• _WHAT YOU SHOULD DO_
Where the word "سليمان" occurs in a line, return that line.

• _DATA FOR THIS EXERCISE_
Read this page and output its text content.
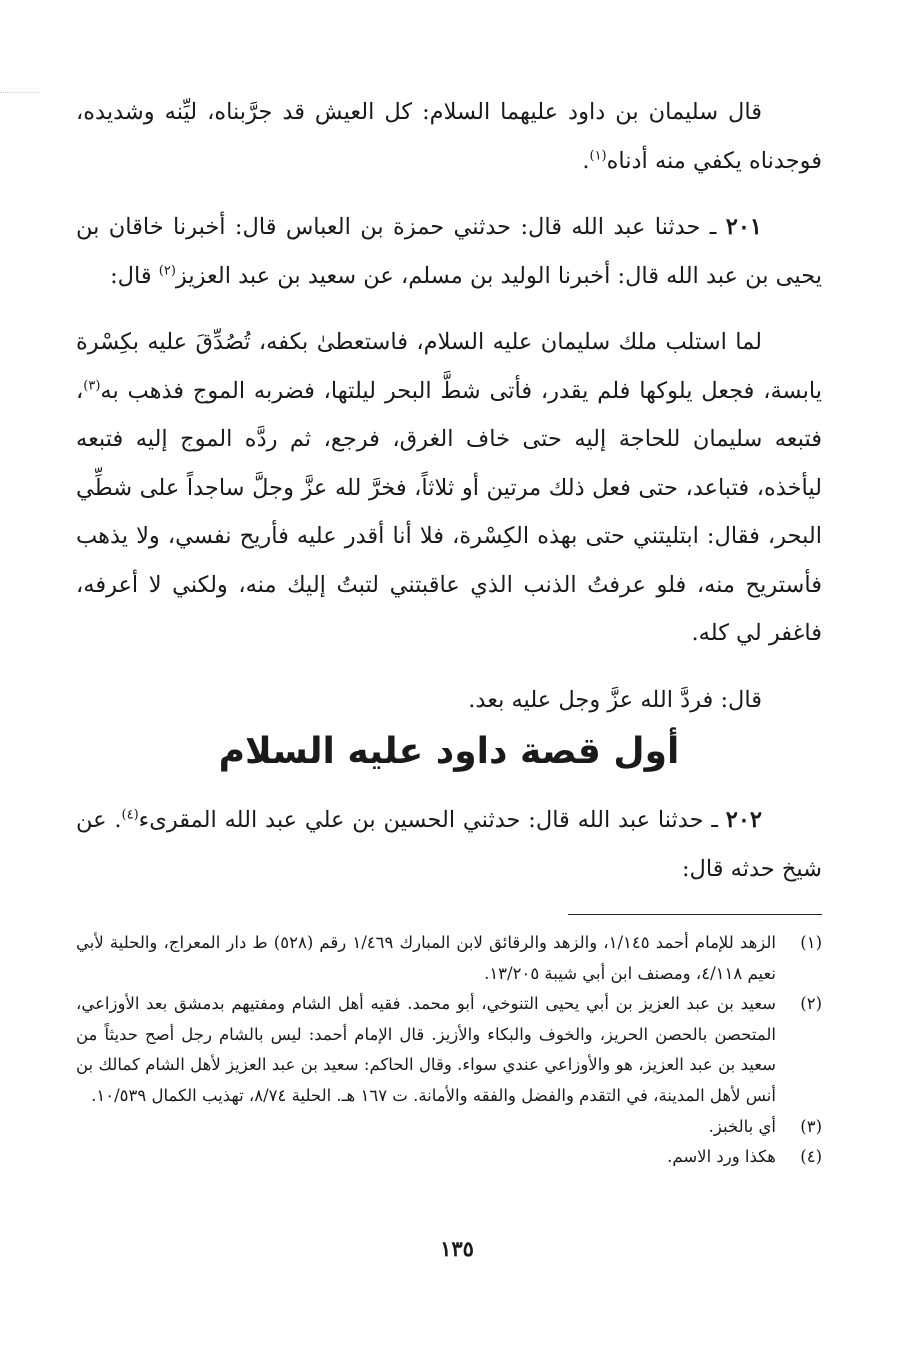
قال سليمان بن داود عليهما السلام: كل العيش قد جرَّبناه، ليِّنه وشديده، فوجدناه يكفي منه أدناه$^{(١)}$.

٢٠١ ـ حدثنا عبد الله قال: حدثني حمزة بن العباس قال: أخبرنا خاقان بن يحيى بن عبد الله قال: أخبرنا الوليد بن مسلم، عن سعيد بن عبد العزيز$^{(٢)}$ قال:

لما استلب ملك سليمان عليه السلام، فاستعطىٰ بكفه، تُصُدِّقَ عليه بكِسْرة يابسة، فجعل يلوكها فلم يقدر، فأتى شطَّ البحر ليلتها، فضربه الموج فذهب به$^{(٣)}$، فتبعه سليمان للحاجة إليه حتى خاف الغرق، فرجع، ثم ردَّه الموج إليه فتبعه ليأخذه، فتباعد، حتى فعل ذلك مرتين أو ثلاثاً، فخرَّ لله عزَّ وجلَّ ساجداً على شطِّي البحر، فقال: ابتليتني حتى بهذه الكِسْرة، فلا أنا أقدر عليه فأريح نفسي، ولا يذهب فأستريح منه، فلو عرفتُ الذنب الذي عاقبتني لتبتُ إليك منه، ولكني لا أعرفه، فاغفر لي كله.

قال: فردَّ الله عزَّ وجل عليه بعد.

أول قصة داود عليه السلام

٢٠٢ ـ حدثنا عبد الله قال: حدثني الحسين بن علي عبد الله المقرىء$^{(٤)}$. عن شيخ حدثه قال:

(١)
الزهد للإمام أحمد ١/١٤٥، والزهد والرقائق لابن المبارك ١/٤٦٩ رقم (٥٢٨) ط دار المعراج، والحلية لأبي نعيم ٤/١١٨، ومصنف ابن أبي شيبة ١٣/٢٠٥.
(٢)
سعيد بن عبد العزيز بن أبي يحيى التنوخي، أبو محمد. فقيه أهل الشام ومفتيهم بدمشق بعد الأوزاعي، المتحصن بالحصن الحريز، والخوف والبكاء والأزيز. قال الإمام أحمد: ليس بالشام رجل أصح حديثاً من سعيد بن عبد العزيز، هو والأوزاعي عندي سواء. وقال الحاكم: سعيد بن عبد العزيز لأهل الشام كمالك بن أنس لأهل المدينة، في التقدم والفضل والفقه والأمانة. ت ١٦٧ هـ. الحلية ٨/٧٤، تهذيب الكمال ١٠/٥٣٩.
(٣)
أي بالخبز.
(٤)
هكذا ورد الاسم.
١٣٥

• _PROBLEM SOLUTION_
قال سليمان بن داود عليهما السلام: كل العيش قد جرَّبناه، ليِّنه وشديده، فوجدناه يكفي منه أدناه$^{(١)}$.
لما استلب ملك سليمان عليه السلام، فاستعطىٰ بكفه، تُصُدِّقَ عليه بكِسْرة يابسة، فجعل يلوكها فلم يقدر، فأتى شطَّ البحر ليلتها، فضربه الموج فذهب به$^{(٣)}$، فتبعه سليمان للحاجة إليه حتى خاف الغرق، فرجع، ثم ردَّه الموج إليه فتبعه ليأخذه، فتباعد، حتى فعل ذلك مرتين أو ثلاثاً، فخرَّ لله عزَّ وجلَّ ساجداً على شطِّي البحر، فقال: ابتليتني حتى بهذه الكِسْرة، فلا أنا أقدر عليه فأريح نفسي، ولا يذهب فأستريح منه، فلو عرفتُ الذنب الذي عاقبتني لتبتُ إليك منه، ولكني لا أعرفه، فاغفر لي كله.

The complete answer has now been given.